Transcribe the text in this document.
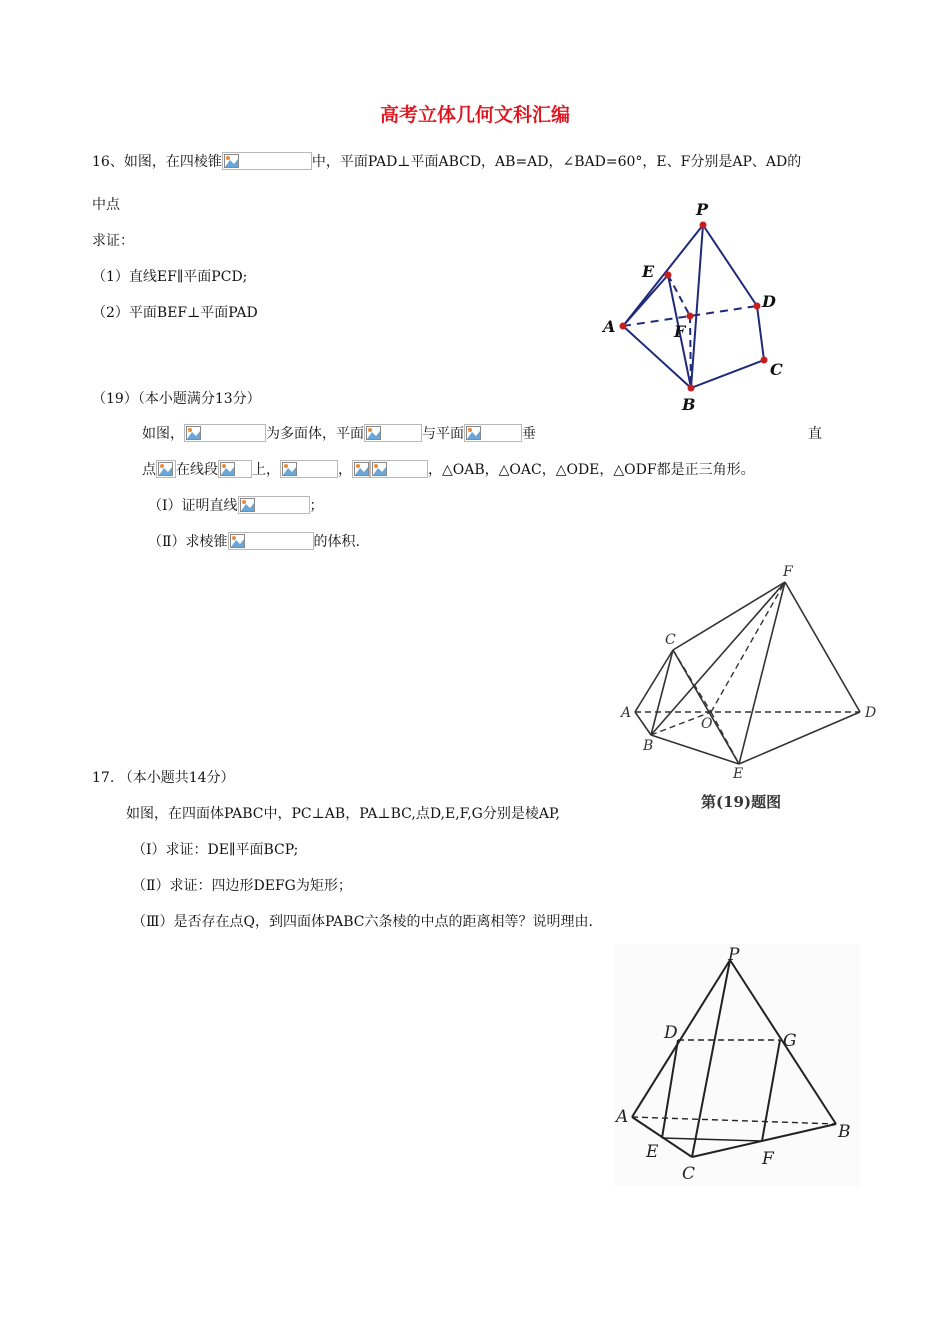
高考立体几何文科汇编
16、如图，在四棱锥	中，平面PAD⊥平面ABCD，AB=AD，∠BAD=60°，E、F分别是AP、AD的
中点
求证：
（1）直线EF∥平面PCD;
（2）平面BEF⊥平面PAD
P
E
D
A	F
C
B
（19）（本小题满分13分）
如图，	为多面体，平面	与平面	垂	直
点 在线段 上，	，	，△OAB，△OAC，△ODE，△ODF都是正三角形。
（Ⅰ）证明直线	；
（Ⅱ）求棱锥	的体积.
F
C
A
O
D
B
E
第(19)题图
17. （本小题共14分）
如图，在四面体PABC中，PC⊥AB，PA⊥BC,点D,E,F,G分别是棱AP,
（Ⅰ）求证：DE∥平面BCP;
（Ⅱ）求证：四边形DEFG为矩形；
（Ⅲ）是否存在点Q，到四面体PABC六条棱的中点的距离相等？说明理由.
P
D	G
A
B
E	F
C
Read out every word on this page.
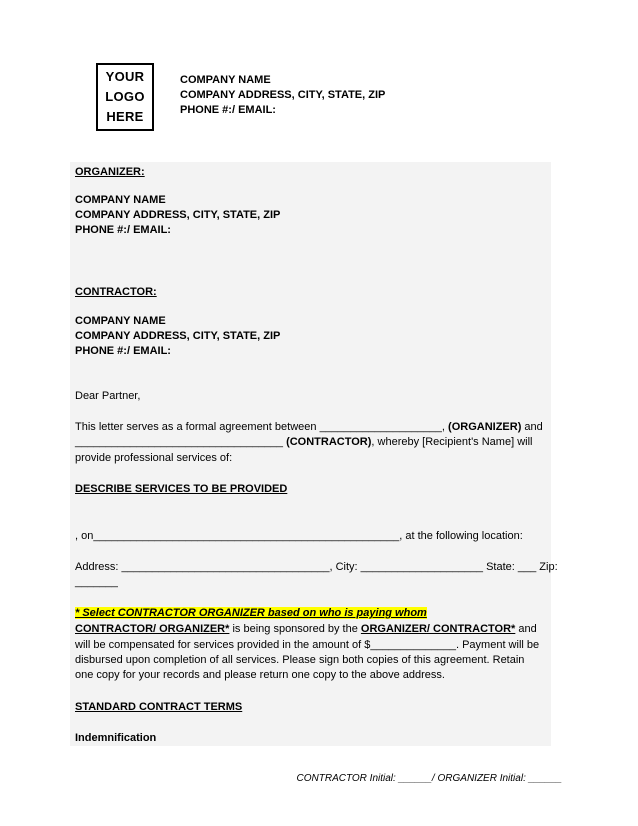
YOUR
LOGO
HERE
COMPANY NAME
COMPANY ADDRESS, CITY, STATE, ZIP
PHONE #:/ EMAIL:
ORGANIZER:
COMPANY NAME
COMPANY ADDRESS, CITY, STATE, ZIP
PHONE #:/ EMAIL:
CONTRACTOR:
COMPANY NAME
COMPANY ADDRESS, CITY, STATE, ZIP
PHONE #:/ EMAIL:
Dear Partner,
This letter serves as a formal agreement between ____________________, (ORGANIZER) and
__________________________________ (CONTRACTOR), whereby [Recipient's Name] will
provide professional services of:
DESCRIBE SERVICES TO BE PROVIDED
, on__________________________________________________, at the following location:
Address: __________________________________, City: ____________________ State: ___ Zip:
_______
* Select CONTRACTOR ORGANIZER based on who is paying whom
CONTRACTOR/ ORGANIZER* is being sponsored by the ORGANIZER/ CONTRACTOR* and
will be compensated for services provided in the amount of $______________. Payment will be
disbursed upon completion of all services. Please sign both copies of this agreement. Retain
one copy for your records and please return one copy to the above address.
STANDARD CONTRACT TERMS
Indemnification
CONTRACTOR Initial: ______/ ORGANIZER Initial: ______
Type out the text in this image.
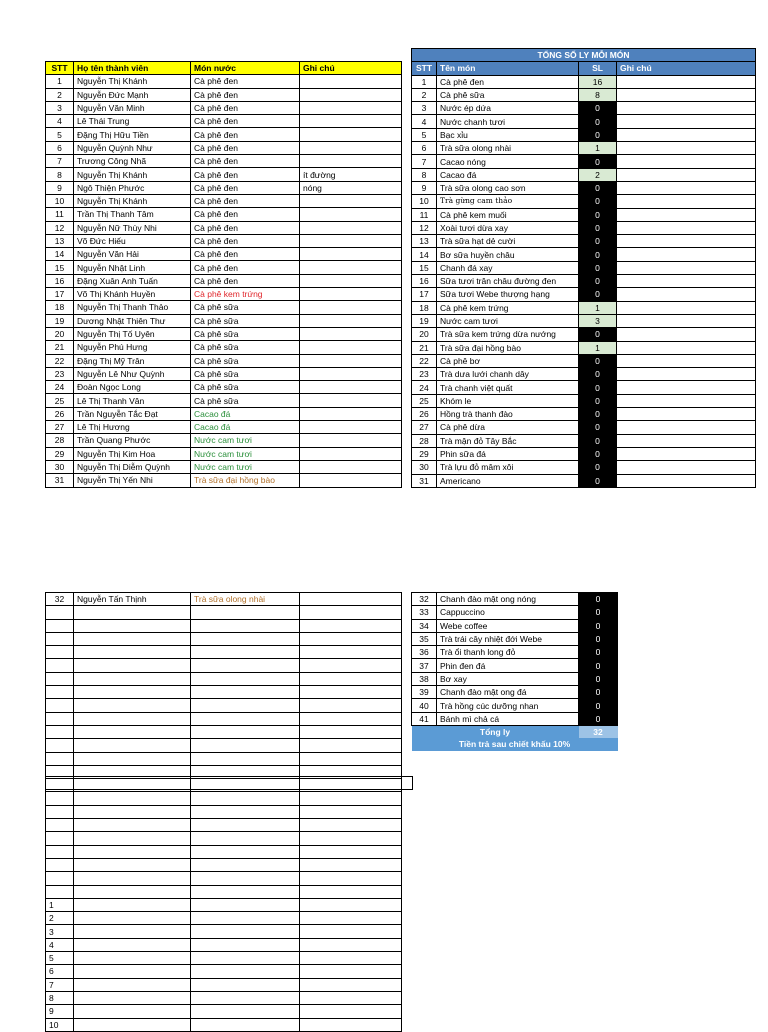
STT	Họ tên thành viên	Món nước	Ghi chú
1	Nguyễn Thị Khánh	Cà phê đen	
2	Nguyễn Đức Mạnh	Cà phê đen	
3	Nguyễn Văn Minh	Cà phê đen	
4	Lê Thái Trung	Cà phê đen	
5	Đặng Thị Hữu Tiền	Cà phê đen	
6	Nguyễn Quỳnh Như	Cà phê đen	
7	Trương Công Nhã	Cà phê đen	
8	Nguyễn Thị Khánh	Cà phê đen	ít đường
9	Ngô Thiện Phước	Cà phê đen	nóng
10	Nguyễn Thị Khánh	Cà phê đen	
11	Trần Thị Thanh Tâm	Cà phê đen	
12	Nguyễn Nữ Thùy Nhi	Cà phê đen	
13	Võ Đức Hiếu	Cà phê đen	
14	Nguyễn Văn Hải	Cà phê đen	
15	Nguyễn Nhật Linh	Cà phê đen	
16	Đặng Xuân Anh Tuấn	Cà phê đen	
17	Võ Thị Khánh Huyền	Cà phê kem trứng	
18	Nguyễn Thị Thanh Thảo	Cà phê sữa	
19	Dương Nhật Thiên Thư	Cà phê sữa	
20	Nguyễn Thị Tố Uyên	Cà phê sữa	
21	Nguyễn Phú Hưng	Cà phê sữa	
22	Đặng Thị Mỹ Trân	Cà phê sữa	
23	Nguyễn Lê Như Quỳnh	Cà phê sữa	
24	Đoàn Ngọc Long	Cà phê sữa	
25	Lê Thị Thanh Vân	Cà phê sữa	
26	Trần Nguyễn Tắc Đạt	Cacao đá	
27	Lê Thị Hương	Cacao đá	
28	Trần Quang Phước	Nước cam tươi	
29	Nguyễn Thị Kim Hoa	Nước cam tươi	
30	Nguyễn Thị Diễm Quỳnh	Nước cam tươi	
31	Nguyễn Thị Yến Nhi	Trà sữa đại hồng bào	
TỔNG SỐ LY MỖI MÓN			
STT	Tên món	SL	Ghi chú
1	Cà phê đen	16	
2	Cà phê sữa	8	
3	Nước ép dứa	0	
4	Nước chanh tươi	0	
5	Bạc xỉu	0	
6	Trà sữa olong nhài	1	
7	Cacao nóng	0	
8	Cacao đá	2	
9	Trà sữa olong cao sơn	0	
10	Trà gừng cam thảo	0	
11	Cà phê kem muối	0	
12	Xoài tươi dừa xay	0	
13	Trà sữa hạt dẻ cười	0	
14	Bơ sữa huyền châu	0	
15	Chanh đá xay	0	
16	Sữa tươi trân châu đường đen	0	
17	Sữa tươi Webe thượng hạng	0	
18	Cà phê kem trứng	1	
19	Nước cam tươi	3	
20	Trà sữa kem trứng dừa nướng	0	
21	Trà sữa đại hồng bào	1	
22	Cà phê bơ	0	
23	Trà dưa lưới chanh dây	0	
24	Trà chanh việt quất	0	
25	Khóm le	0	
26	Hồng trà thanh đào	0	
27	Cà phê dừa	0	
28	Trà mận đỏ Tây Bắc	0	
29	Phin sữa đá	0	
30	Trà lựu đỏ mâm xôi	0	
31	Americano	0	
32	Nguyễn Tấn Thịnh	Trà sữa olong nhài	

1			
2			
3			
4			
5			
6			
7			
8			
9			
10			
32	Chanh đào mật ong nóng	0
33	Cappuccino	0
34	Webe coffee	0
35	Trà trái cây nhiệt đới Webe	0
36	Trà ổi thanh long đỏ	0
37	Phin đen đá	0
38	Bơ xay	0
39	Chanh đào mật ong đá	0
40	Trà hồng cúc dưỡng nhan	0
41	Bánh mì chả cá	0
Tổng ly		32
Tiền trả sau chiết khấu 10%		
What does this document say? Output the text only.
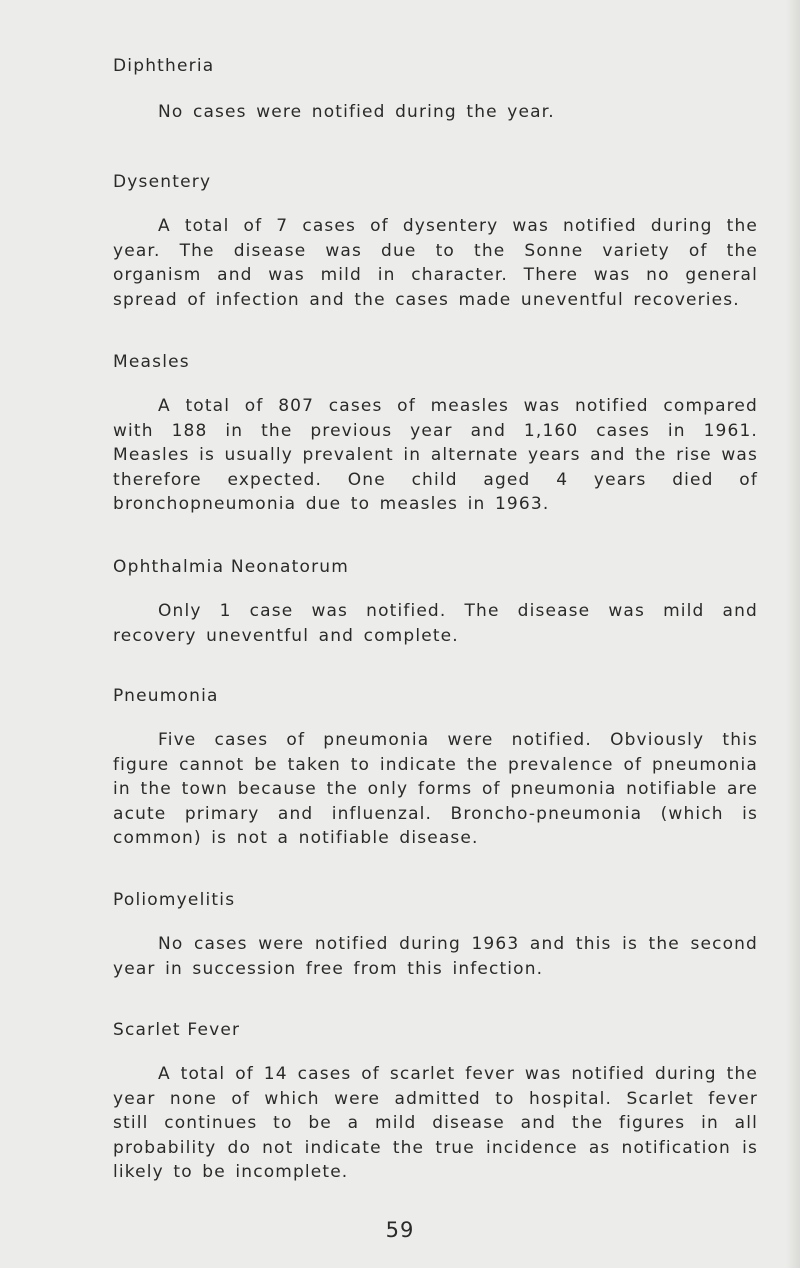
Diphtheria

No cases were notified during the year.

Dysentery

A total of 7 cases of dysentery was notified during the year. The disease was due to the Sonne variety of the organism and was mild in character. There was no general spread of infection and the cases made uneventful recoveries.

Measles

A total of 807 cases of measles was notified compared with 188 in the previous year and 1,160 cases in 1961. Measles is usually prevalent in alternate years and the rise was therefore expected. One child aged 4 years died of bronchopneumonia due to measles in 1963.

Ophthalmia Neonatorum

Only 1 case was notified. The disease was mild and recovery uneventful and complete.

Pneumonia

Five cases of pneumonia were notified. Obviously this figure cannot be taken to indicate the prevalence of pneumonia in the town because the only forms of pneumonia notifiable are acute primary and influenzal. Broncho-pneumonia (which is common) is not a notifiable disease.

Poliomyelitis

No cases were notified during 1963 and this is the second year in succession free from this infection.

Scarlet Fever

A total of 14 cases of scarlet fever was notified during the year none of which were admitted to hospital. Scarlet fever still continues to be a mild disease and the figures in all probability do not indicate the true incidence as notification is likely to be incomplete.

59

_ _ _ _ _

WHAT TO DO
Images do not belong in the copy; reproduce all other parts of the records above verbatim.

SOLUTION BELOW
Transcribe the text in this document.
高考立体几何文科汇编
16、如图，在四棱锥	中，平面PAD⊥平面ABCD，AB=AD，∠BAD=60°，E、F分别是AP、AD的
中点
求证：
（1）直线EF∥平面PCD;
（2）平面BEF⊥平面PAD
P
E
D
A	F
C
B
（19）（本小题满分13分）
如图，	为多面体，平面	与平面	垂	直
点 在线段 上，	，	，△OAB，△OAC，△ODE，△ODF都是正三角形。
（Ⅰ）证明直线	；
（Ⅱ）求棱锥	的体积.
F
C
A
O
D
B
E
第(19)题图
17. （本小题共14分）
如图，在四面体PABC中，PC⊥AB，PA⊥BC,点D,E,F,G分别是棱AP,
（Ⅰ）求证：DE∥平面BCP;
（Ⅱ）求证：四边形DEFG为矩形；
（Ⅲ）是否存在点Q，到四面体PABC六条棱的中点的距离相等？说明理由.
P
D	G
A
B
E	F
C
Read out every word on this page.
YOUR
LOGO
HERE
COMPANY NAME
COMPANY ADDRESS, CITY, STATE, ZIP
PHONE #:/ EMAIL:
ORGANIZER:
COMPANY NAME
COMPANY ADDRESS, CITY, STATE, ZIP
PHONE #:/ EMAIL:
CONTRACTOR:
COMPANY NAME
COMPANY ADDRESS, CITY, STATE, ZIP
PHONE #:/ EMAIL:
Dear Partner,
This letter serves as a formal agreement between ____________________, (ORGANIZER) and
__________________________________ (CONTRACTOR), whereby [Recipient's Name] will
provide professional services of:
DESCRIBE SERVICES TO BE PROVIDED
, on__________________________________________________, at the following location:
Address: __________________________________, City: ____________________ State: ___ Zip:
_______
* Select CONTRACTOR ORGANIZER based on who is paying whom
CONTRACTOR/ ORGANIZER* is being sponsored by the ORGANIZER/ CONTRACTOR* and
will be compensated for services provided in the amount of $______________. Payment will be
disbursed upon completion of all services. Please sign both copies of this agreement. Retain
one copy for your records and please return one copy to the above address.
STANDARD CONTRACT TERMS
Indemnification
CONTRACTOR Initial: ______/ ORGANIZER Initial: ______
Type out the text in this image.
STT	Họ tên thành viên	Món nước	Ghi chú
1	Nguyễn Thị Khánh	Cà phê đen	
2	Nguyễn Đức Mạnh	Cà phê đen	
3	Nguyễn Văn Minh	Cà phê đen	
4	Lê Thái Trung	Cà phê đen	
5	Đặng Thị Hữu Tiền	Cà phê đen	
6	Nguyễn Quỳnh Như	Cà phê đen	
7	Trương Công Nhã	Cà phê đen	
8	Nguyễn Thị Khánh	Cà phê đen	ít đường
9	Ngô Thiện Phước	Cà phê đen	nóng
10	Nguyễn Thị Khánh	Cà phê đen	
11	Trần Thị Thanh Tâm	Cà phê đen	
12	Nguyễn Nữ Thùy Nhi	Cà phê đen	
13	Võ Đức Hiếu	Cà phê đen	
14	Nguyễn Văn Hải	Cà phê đen	
15	Nguyễn Nhật Linh	Cà phê đen	
16	Đặng Xuân Anh Tuấn	Cà phê đen	
17	Võ Thị Khánh Huyền	Cà phê kem trứng	
18	Nguyễn Thị Thanh Thảo	Cà phê sữa	
19	Dương Nhật Thiên Thư	Cà phê sữa	
20	Nguyễn Thị Tố Uyên	Cà phê sữa	
21	Nguyễn Phú Hưng	Cà phê sữa	
22	Đặng Thị Mỹ Trân	Cà phê sữa	
23	Nguyễn Lê Như Quỳnh	Cà phê sữa	
24	Đoàn Ngọc Long	Cà phê sữa	
25	Lê Thị Thanh Vân	Cà phê sữa	
26	Trần Nguyễn Tắc Đạt	Cacao đá	
27	Lê Thị Hương	Cacao đá	
28	Trần Quang Phước	Nước cam tươi	
29	Nguyễn Thị Kim Hoa	Nước cam tươi	
30	Nguyễn Thị Diễm Quỳnh	Nước cam tươi	
31	Nguyễn Thị Yến Nhi	Trà sữa đại hồng bào	
TỔNG SỐ LY MỖI MÓN			
STT	Tên món	SL	Ghi chú
1	Cà phê đen	16	
2	Cà phê sữa	8	
3	Nước ép dứa	0	
4	Nước chanh tươi	0	
5	Bạc xỉu	0	
6	Trà sữa olong nhài	1	
7	Cacao nóng	0	
8	Cacao đá	2	
9	Trà sữa olong cao sơn	0	
10	Trà gừng cam thảo	0	
11	Cà phê kem muối	0	
12	Xoài tươi dừa xay	0	
13	Trà sữa hạt dẻ cười	0	
14	Bơ sữa huyền châu	0	
15	Chanh đá xay	0	
16	Sữa tươi trân châu đường đen	0	
17	Sữa tươi Webe thượng hạng	0	
18	Cà phê kem trứng	1	
19	Nước cam tươi	3	
20	Trà sữa kem trứng dừa nướng	0	
21	Trà sữa đại hồng bào	1	
22	Cà phê bơ	0	
23	Trà dưa lưới chanh dây	0	
24	Trà chanh việt quất	0	
25	Khóm le	0	
26	Hồng trà thanh đào	0	
27	Cà phê dừa	0	
28	Trà mận đỏ Tây Bắc	0	
29	Phin sữa đá	0	
30	Trà lựu đỏ mâm xôi	0	
31	Americano	0	
32	Nguyễn Tấn Thịnh	Trà sữa olong nhài	

1			
2			
3			
4			
5			
6			
7			
8			
9			
10			
32	Chanh đào mật ong nóng	0
33	Cappuccino	0
34	Webe coffee	0
35	Trà trái cây nhiệt đới Webe	0
36	Trà ổi thanh long đỏ	0
37	Phin đen đá	0
38	Bơ xay	0
39	Chanh đào mật ong đá	0
40	Trà hồng cúc dưỡng nhan	0
41	Bánh mì chả cá	0
Tổng ly		32
Tiền trả sau chiết khấu 10%		
What does this document say? Output the text only.
Diphtheria

No cases were notified during the year.

Dysentery

A total of 7 cases of dysentery was notified during the year. The disease was due to the Sonne variety of the organism and was mild in character. There was no general spread of infection and the cases made uneventful recoveries.

Measles

A total of 807 cases of measles was notified compared with 188 in the previous year and 1,160 cases in 1961. Measles is usually prevalent in alternate years and the rise was therefore expected. One child aged 4 years died of bronchopneumonia due to measles in 1963.

Ophthalmia Neonatorum

Only 1 case was notified. The disease was mild and recovery uneventful and complete.

Pneumonia

Five cases of pneumonia were notified. Obviously this figure cannot be taken to indicate the prevalence of pneumonia in the town because the only forms of pneumonia notifiable are acute primary and influenzal. Broncho-pneumonia (which is common) is not a notifiable disease.

Poliomyelitis

No cases were notified during 1963 and this is the second year in succession free from this infection.

Scarlet Fever

A total of 14 cases of scarlet fever was notified during the year none of which were admitted to hospital. Scarlet fever still continues to be a mild disease and the figures in all probability do not indicate the true incidence as notification is likely to be incomplete.

59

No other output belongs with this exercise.